### REQUIREMENTS
- a) Answer from the solo-developer security seminar text, one line each:
(i) What does VSAP stand for?
(ii) What does OSINT stand for?
(iii) What habit does the text say to build regarding public repositories?
- b) Retype the solo-developer security seminar text from "1️⃣ Public Repositories" up to and including "later, history remains.".
- c) Write what comes next in the solo-developer security seminar text, picking up after its last sentence.

### PROVIDED PASSAGE
——

Building & Staying Secure as a Solo Developer (Text Seminar)

Building & Staying Secure as a Solo Developer (Text Seminar)

Leader posted 2 min read

This post is written in a seminar-style format.

You can read it quietly, pause, reflect, and come back.
No rush. No performance.


Welcome

Hi, I’m Prasoon Jadon, a solo builder working on tools, open-source projects, and security awareness under Vyoma.

This article is part of VSAP — Vyoma Security Awareness Program.

The goal is simple:

Help developers stay secure while building publicly.


Why This Matters

As developers, we:

  • Push code publicly
  • Share progress online
  • Build in open communities

This is powerful — but it also creates attack surfaces we often ignore.

Security is not paranoia.
Security is awareness.


1️⃣ Public Repositories Are Not Safe by Default

One of the most common mistakes I see:

Treating public repositories as harmless.

Never commit:

  • API keys
  • Tokens
  • .env files
  • Internal URLs

Even if you delete them later, history remains.

Habit to build:
Always assume your code will be read by strangers.


2️⃣ OSINT Works Both Ways

OSINT (Open-Source Intelligence) means:

Collecting information from publicly available sources.

Developers unknowingly leak:

  • Email addresses
  • GitHub activity patterns
  • Tech stack details
  • Location hints

If you can research companies using OSINT,
someone can research you the same way.

Question to reflect on:
What can someone learn about me in 10 minutes online?

——

### DATASET CONTENT
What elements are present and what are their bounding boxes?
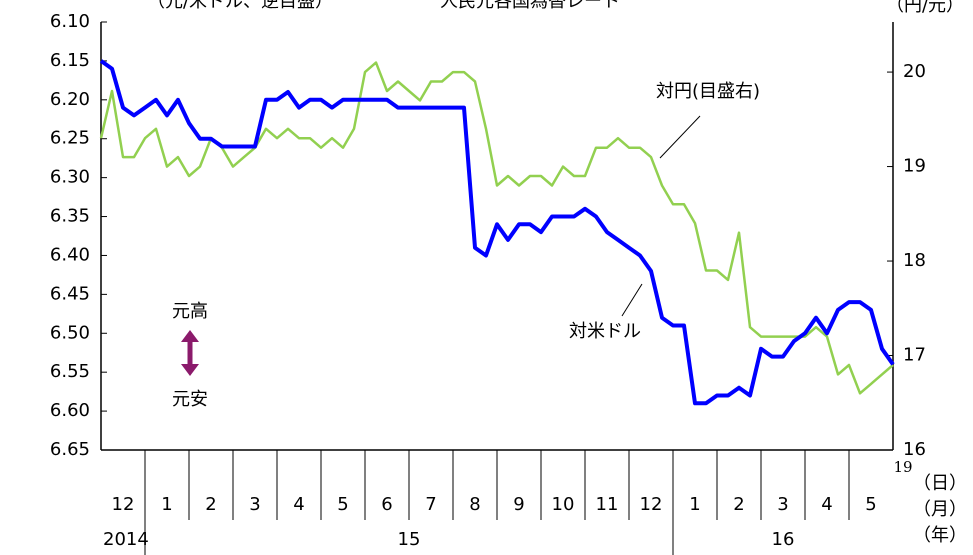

——

### RESULTS FOR THE EXERCISE
- a)
(i) Vyoma Security Awareness Program
(ii) Open-Source Intelligence
(iii) Always assume your code will be read by strangers.

- b)
1️⃣ Public Repositories Are Not Safe by Default

One of the most common mistakes I see:

Treating public repositories as harmless.

Never commit:

  • API keys
  • Tokens
  • .env files
  • Internal URLs

Even if you delete them later, history remains.

- c)
3️⃣ Security Is a Habit, Not a Tool

Many developers ask:

“Which security tool should I use?”

The honest answer:
Tools help, but habits protect.

Core habits:

  • Unique passwords
  • Password managers
  • Regular updates
  • Minimal permissions
  • Thinking before sharing

Most breaches happen due to human habits, not missing tools.


4️⃣ Building in Public ≠ Oversharing

Building in public is great.
Oversharing is risky.

You don’t need to share:

  • Exact infrastructure details
  • Internal logic
  • Sensitive architecture diagrams

Rule of thumb:
Share learnings, not weaknesses.


5️⃣ Calm Security > Fear-Based Security

Security content often relies on fear.

VSAP focuses on:

  • Awareness over panic
  • Habits over hacks
  • Calm learning

Security should empower you, not scare you.


Open Reflection

If this were a live text seminar, I’d ask:

  • What security mistake taught you the most?
  • What’s one habit you want to improve?
  • What topic should the next session cover?

You can reflect privately or share in comments.


Closing Thoughts

This article is not about being perfect.
It’s about being a little more aware than yesterday.

I’m experimenting with:

  • Text-based seminars
  • Calm developer communities
  • Community-first growth under Vyoma

If this style resonates, more sessions will follow.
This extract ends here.